▼

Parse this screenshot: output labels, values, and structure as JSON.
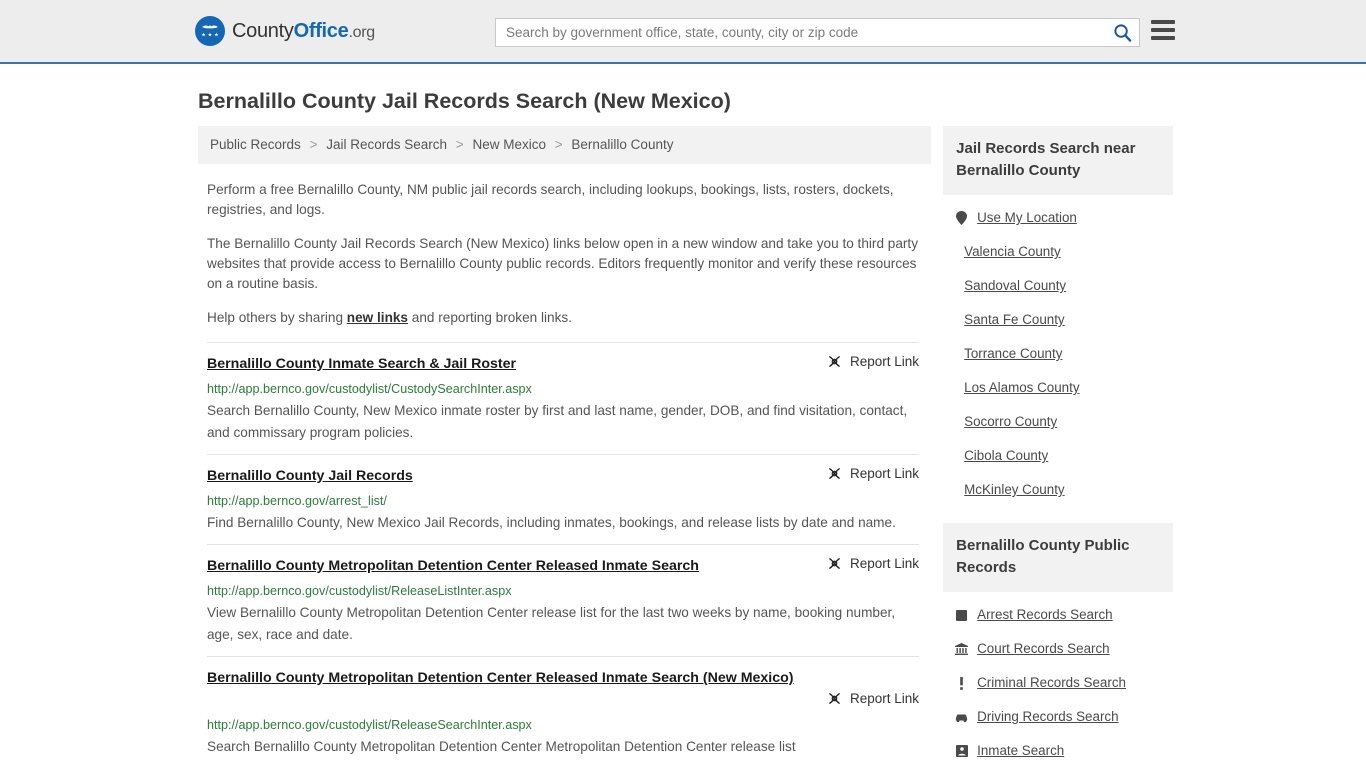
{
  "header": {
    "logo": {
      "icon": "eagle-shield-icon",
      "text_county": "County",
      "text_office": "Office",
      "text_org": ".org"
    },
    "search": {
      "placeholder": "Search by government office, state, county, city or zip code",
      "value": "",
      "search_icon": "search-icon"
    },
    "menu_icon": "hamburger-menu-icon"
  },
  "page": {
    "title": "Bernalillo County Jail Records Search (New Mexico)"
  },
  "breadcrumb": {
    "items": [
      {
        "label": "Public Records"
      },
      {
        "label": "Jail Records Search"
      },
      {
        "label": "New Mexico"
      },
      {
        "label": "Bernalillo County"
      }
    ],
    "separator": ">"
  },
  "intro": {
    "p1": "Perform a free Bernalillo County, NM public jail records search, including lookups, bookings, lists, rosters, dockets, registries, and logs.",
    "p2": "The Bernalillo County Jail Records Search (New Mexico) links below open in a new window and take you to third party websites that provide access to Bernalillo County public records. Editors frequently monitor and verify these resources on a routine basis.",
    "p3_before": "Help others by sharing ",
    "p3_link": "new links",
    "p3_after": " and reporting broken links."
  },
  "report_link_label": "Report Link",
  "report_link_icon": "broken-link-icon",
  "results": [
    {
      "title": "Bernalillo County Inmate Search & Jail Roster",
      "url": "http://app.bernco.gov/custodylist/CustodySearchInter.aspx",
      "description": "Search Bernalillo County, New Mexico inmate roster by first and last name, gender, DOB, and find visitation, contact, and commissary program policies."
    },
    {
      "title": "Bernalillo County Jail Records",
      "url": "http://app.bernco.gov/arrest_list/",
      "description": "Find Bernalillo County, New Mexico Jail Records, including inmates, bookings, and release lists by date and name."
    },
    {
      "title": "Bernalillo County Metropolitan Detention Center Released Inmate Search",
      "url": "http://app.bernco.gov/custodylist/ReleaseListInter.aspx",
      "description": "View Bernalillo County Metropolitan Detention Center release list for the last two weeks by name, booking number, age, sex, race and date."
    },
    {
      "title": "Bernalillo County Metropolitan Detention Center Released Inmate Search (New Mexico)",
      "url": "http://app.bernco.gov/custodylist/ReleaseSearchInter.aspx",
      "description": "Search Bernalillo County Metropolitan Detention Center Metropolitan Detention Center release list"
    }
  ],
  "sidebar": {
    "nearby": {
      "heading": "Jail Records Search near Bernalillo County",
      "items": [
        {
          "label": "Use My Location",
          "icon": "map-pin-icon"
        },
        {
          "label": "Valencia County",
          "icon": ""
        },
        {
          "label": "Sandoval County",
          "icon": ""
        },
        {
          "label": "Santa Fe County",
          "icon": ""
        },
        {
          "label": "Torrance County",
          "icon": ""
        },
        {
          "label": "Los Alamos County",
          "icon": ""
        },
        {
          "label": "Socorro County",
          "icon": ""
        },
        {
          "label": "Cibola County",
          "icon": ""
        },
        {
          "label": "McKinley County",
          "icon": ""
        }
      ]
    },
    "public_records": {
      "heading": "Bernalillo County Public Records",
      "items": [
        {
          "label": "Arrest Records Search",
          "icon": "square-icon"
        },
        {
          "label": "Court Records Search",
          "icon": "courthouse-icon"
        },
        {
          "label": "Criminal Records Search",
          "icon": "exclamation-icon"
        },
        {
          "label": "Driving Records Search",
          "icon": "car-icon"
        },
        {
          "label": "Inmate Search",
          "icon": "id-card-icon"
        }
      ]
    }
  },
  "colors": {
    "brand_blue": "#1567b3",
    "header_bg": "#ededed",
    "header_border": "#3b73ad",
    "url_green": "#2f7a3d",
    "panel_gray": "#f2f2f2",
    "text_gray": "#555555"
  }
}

▲
▼

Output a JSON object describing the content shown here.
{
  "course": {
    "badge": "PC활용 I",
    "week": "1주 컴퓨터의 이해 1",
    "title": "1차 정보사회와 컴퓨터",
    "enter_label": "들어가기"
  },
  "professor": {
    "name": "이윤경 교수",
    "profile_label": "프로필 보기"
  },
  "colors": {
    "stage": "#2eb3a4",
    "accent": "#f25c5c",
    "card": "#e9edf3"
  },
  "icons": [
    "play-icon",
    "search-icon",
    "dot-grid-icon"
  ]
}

▲
▼

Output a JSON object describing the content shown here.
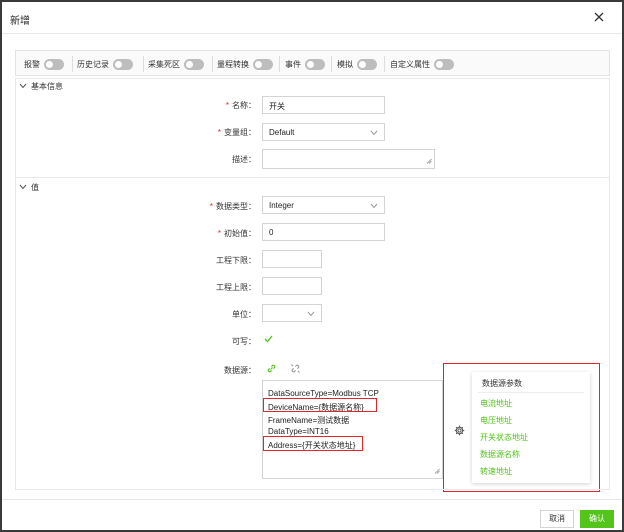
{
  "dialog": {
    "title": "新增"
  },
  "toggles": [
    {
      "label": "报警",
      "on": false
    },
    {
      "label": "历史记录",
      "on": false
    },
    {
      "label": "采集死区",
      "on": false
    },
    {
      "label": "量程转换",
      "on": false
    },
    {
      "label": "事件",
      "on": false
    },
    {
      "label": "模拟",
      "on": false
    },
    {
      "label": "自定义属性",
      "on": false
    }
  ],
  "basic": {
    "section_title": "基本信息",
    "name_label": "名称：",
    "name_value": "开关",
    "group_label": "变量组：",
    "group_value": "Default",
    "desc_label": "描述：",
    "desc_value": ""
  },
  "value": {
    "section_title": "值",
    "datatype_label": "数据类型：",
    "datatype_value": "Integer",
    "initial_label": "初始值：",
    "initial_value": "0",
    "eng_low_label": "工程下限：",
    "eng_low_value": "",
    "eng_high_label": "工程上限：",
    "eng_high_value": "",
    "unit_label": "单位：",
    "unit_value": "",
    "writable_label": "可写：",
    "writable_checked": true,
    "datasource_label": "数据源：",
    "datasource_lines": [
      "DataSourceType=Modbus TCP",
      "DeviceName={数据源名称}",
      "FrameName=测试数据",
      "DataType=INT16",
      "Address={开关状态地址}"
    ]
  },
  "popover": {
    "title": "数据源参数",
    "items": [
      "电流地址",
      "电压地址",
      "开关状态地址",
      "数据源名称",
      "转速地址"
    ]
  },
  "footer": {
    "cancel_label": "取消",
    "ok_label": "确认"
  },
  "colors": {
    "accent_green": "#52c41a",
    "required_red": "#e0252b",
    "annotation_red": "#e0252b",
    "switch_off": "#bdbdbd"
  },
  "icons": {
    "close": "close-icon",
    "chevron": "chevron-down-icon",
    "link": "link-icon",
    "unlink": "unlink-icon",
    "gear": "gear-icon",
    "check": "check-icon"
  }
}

▲

** STATED TASK **
Filter the listing for the word "lists" and copy every line that holds it.

** RESULT OF THE TASK **
    "p1": "Perform a free Bernalillo County, NM public jail records search, including lookups, bookings, lists, rosters, dockets, registries, and logs.",
      "description": "Find Bernalillo County, New Mexico Jail Records, including inmates, bookings, and release lists by date and name."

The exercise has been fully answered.